**Task directions**: Where a line holds the string "reject", return that line.

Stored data
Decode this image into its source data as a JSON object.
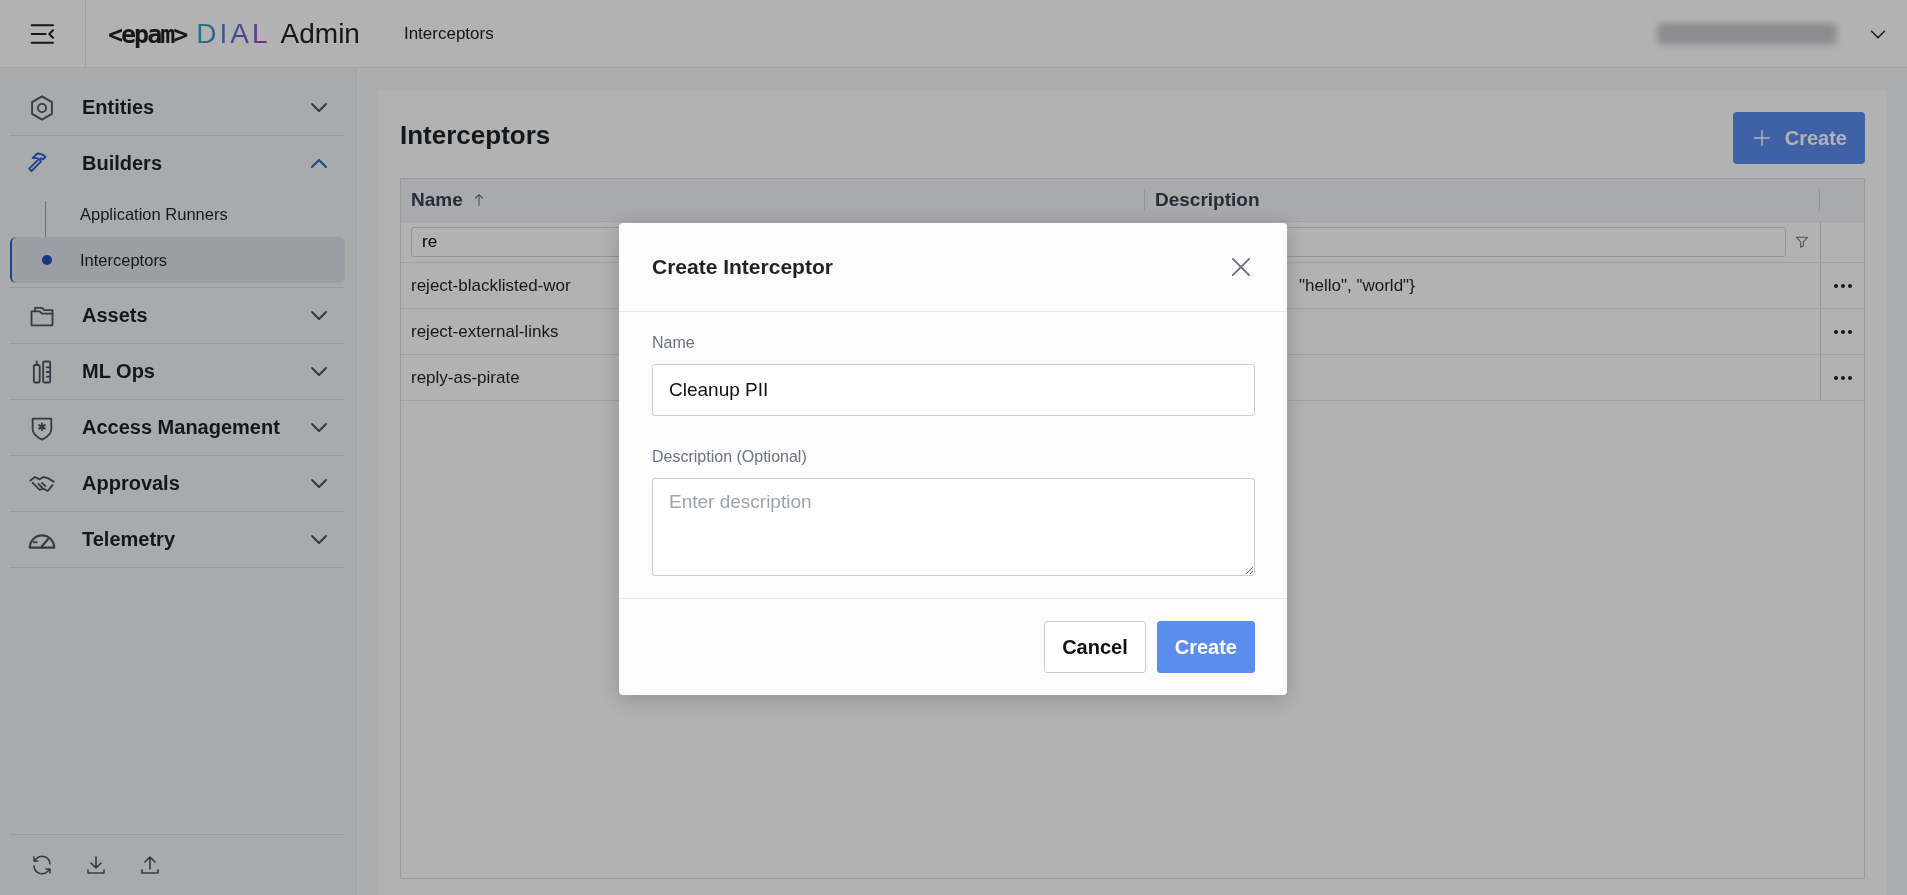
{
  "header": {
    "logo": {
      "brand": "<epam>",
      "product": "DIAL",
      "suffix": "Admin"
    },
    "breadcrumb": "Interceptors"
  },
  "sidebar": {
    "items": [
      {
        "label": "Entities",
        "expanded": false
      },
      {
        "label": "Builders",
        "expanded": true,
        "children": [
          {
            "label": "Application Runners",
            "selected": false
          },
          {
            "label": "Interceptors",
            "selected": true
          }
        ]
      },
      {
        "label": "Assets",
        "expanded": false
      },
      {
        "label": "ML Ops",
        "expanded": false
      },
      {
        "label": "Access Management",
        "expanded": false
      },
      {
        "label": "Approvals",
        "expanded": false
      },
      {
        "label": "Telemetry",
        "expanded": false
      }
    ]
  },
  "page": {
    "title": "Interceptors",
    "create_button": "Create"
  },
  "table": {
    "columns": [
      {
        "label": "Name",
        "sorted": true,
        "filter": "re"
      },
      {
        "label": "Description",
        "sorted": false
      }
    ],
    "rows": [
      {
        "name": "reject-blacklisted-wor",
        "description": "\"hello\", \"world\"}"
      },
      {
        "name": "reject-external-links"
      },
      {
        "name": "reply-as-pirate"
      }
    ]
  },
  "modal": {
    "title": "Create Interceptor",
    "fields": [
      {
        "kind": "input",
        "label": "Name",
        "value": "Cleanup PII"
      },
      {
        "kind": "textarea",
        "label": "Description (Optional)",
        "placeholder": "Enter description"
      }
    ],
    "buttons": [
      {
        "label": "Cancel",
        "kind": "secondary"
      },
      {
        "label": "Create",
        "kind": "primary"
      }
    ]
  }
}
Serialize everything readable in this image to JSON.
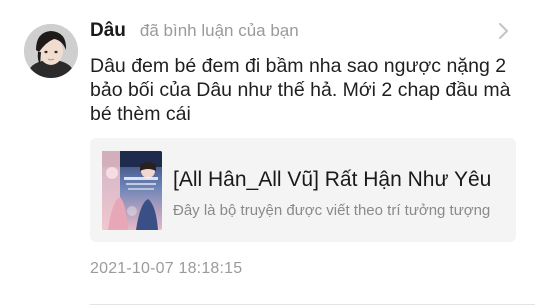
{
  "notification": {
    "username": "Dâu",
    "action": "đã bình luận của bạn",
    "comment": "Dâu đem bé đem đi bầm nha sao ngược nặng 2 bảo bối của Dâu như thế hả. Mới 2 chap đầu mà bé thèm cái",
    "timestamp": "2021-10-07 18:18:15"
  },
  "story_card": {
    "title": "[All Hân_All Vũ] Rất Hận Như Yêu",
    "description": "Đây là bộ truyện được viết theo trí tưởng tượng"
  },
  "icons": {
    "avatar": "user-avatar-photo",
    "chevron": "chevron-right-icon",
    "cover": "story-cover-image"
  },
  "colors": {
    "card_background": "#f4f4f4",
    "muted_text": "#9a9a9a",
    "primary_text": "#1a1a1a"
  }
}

---

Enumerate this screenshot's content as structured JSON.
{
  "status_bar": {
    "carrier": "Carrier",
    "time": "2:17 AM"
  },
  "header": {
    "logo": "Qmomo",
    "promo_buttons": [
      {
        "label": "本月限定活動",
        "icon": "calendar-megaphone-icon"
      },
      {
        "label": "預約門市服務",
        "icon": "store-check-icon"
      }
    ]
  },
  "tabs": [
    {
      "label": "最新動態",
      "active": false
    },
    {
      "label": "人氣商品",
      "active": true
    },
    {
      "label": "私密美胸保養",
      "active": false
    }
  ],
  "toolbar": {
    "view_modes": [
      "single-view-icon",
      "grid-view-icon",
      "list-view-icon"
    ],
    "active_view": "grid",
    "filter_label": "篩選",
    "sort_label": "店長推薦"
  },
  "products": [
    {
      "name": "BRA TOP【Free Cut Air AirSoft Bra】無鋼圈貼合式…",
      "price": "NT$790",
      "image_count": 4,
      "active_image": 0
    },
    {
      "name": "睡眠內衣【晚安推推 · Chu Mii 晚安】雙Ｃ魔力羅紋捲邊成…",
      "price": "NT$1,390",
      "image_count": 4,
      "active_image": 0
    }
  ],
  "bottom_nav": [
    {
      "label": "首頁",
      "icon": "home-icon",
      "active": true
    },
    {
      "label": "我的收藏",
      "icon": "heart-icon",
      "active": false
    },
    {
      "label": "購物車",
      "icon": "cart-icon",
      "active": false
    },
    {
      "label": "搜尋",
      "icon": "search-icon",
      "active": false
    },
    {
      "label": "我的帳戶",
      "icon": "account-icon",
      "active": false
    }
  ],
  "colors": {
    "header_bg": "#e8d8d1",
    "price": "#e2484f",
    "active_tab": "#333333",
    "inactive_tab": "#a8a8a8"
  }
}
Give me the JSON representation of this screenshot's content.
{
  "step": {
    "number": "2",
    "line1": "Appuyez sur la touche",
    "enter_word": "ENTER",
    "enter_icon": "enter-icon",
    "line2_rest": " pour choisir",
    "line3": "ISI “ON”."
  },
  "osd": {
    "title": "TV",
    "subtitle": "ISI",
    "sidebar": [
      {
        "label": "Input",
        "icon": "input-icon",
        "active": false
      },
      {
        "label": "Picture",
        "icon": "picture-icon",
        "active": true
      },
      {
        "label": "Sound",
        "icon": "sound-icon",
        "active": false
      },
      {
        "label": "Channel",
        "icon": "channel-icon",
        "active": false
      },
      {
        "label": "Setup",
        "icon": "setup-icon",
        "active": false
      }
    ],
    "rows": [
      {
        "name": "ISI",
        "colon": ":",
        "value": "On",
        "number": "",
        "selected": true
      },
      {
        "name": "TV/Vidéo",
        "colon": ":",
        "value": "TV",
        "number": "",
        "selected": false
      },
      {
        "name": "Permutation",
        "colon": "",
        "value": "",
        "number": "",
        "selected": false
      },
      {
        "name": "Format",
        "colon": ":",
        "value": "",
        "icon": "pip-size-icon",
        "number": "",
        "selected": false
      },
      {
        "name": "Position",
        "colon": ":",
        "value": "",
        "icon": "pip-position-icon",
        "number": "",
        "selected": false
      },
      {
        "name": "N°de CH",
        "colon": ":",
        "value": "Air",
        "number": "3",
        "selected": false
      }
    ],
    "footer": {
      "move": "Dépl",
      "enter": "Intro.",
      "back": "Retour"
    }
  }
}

**Response**:
        "name": "reject-blacklisted-wor",
        "name": "reject-external-links"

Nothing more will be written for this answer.